[SHORT PROBLEM]
Using the data below, copy each line that includes the word "title".

[EXERCISE MATERIAL]
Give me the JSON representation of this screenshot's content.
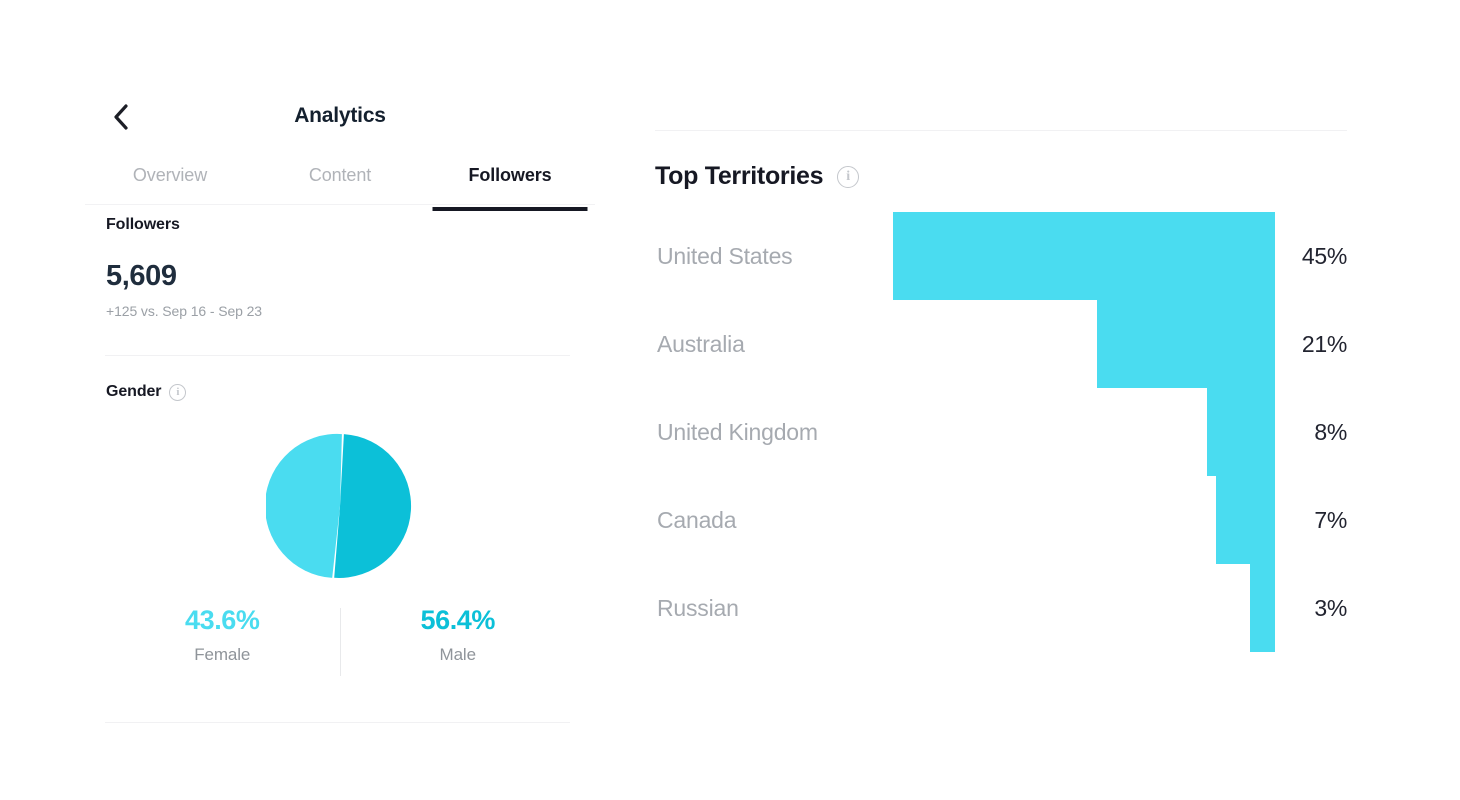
{
  "nav": {
    "back_icon": "chevron-left-icon",
    "title": "Analytics"
  },
  "tabs": [
    {
      "label": "Overview",
      "active": false
    },
    {
      "label": "Content",
      "active": false
    },
    {
      "label": "Followers",
      "active": true
    }
  ],
  "followers": {
    "section_label": "Followers",
    "count": "5,609",
    "delta": "+125 vs. Sep 16 - Sep 23"
  },
  "gender": {
    "label": "Gender",
    "info_icon": "info-circle-icon",
    "info_glyph": "i",
    "chart_data": {
      "type": "pie",
      "title": "Gender",
      "categories": [
        "Female",
        "Male"
      ],
      "values": [
        43.6,
        56.4
      ],
      "value_labels": [
        "43.6%",
        "56.4%"
      ],
      "colors": [
        "#4adcf0",
        "#0cc0d8"
      ],
      "legend": "below",
      "start_angle_deg": 3,
      "gap_deg": 2
    },
    "stats": [
      {
        "pct": "43.6%",
        "name": "Female",
        "color": "#4adcf0"
      },
      {
        "pct": "56.4%",
        "name": "Male",
        "color": "#0cc0d8"
      }
    ]
  },
  "top_territories": {
    "title": "Top Territories",
    "info_icon": "info-circle-icon",
    "info_glyph": "i",
    "chart_data": {
      "type": "bar",
      "orientation": "horizontal",
      "align": "right",
      "title": "Top Territories",
      "xlabel": "",
      "ylabel": "",
      "categories": [
        "United States",
        "Australia",
        "United Kingdom",
        "Canada",
        "Russian"
      ],
      "values": [
        45,
        21,
        8,
        7,
        3
      ],
      "value_labels": [
        "45%",
        "21%",
        "8%",
        "7%",
        "3%"
      ],
      "xlim": [
        0,
        45
      ],
      "grid": false,
      "bar_color": "#4adcf0"
    }
  },
  "theme": {
    "background": "#ffffff",
    "text_primary": "#161823",
    "text_muted": "#a6aab0",
    "accent_light": "#4adcf0",
    "accent_dark": "#0cc0d8",
    "divider": "#f1f1f3"
  }
}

[FULL OUTPUT]
    "title": "Analytics"
      "title": "Gender",
    "title": "Top Territories",
      "title": "Top Territories",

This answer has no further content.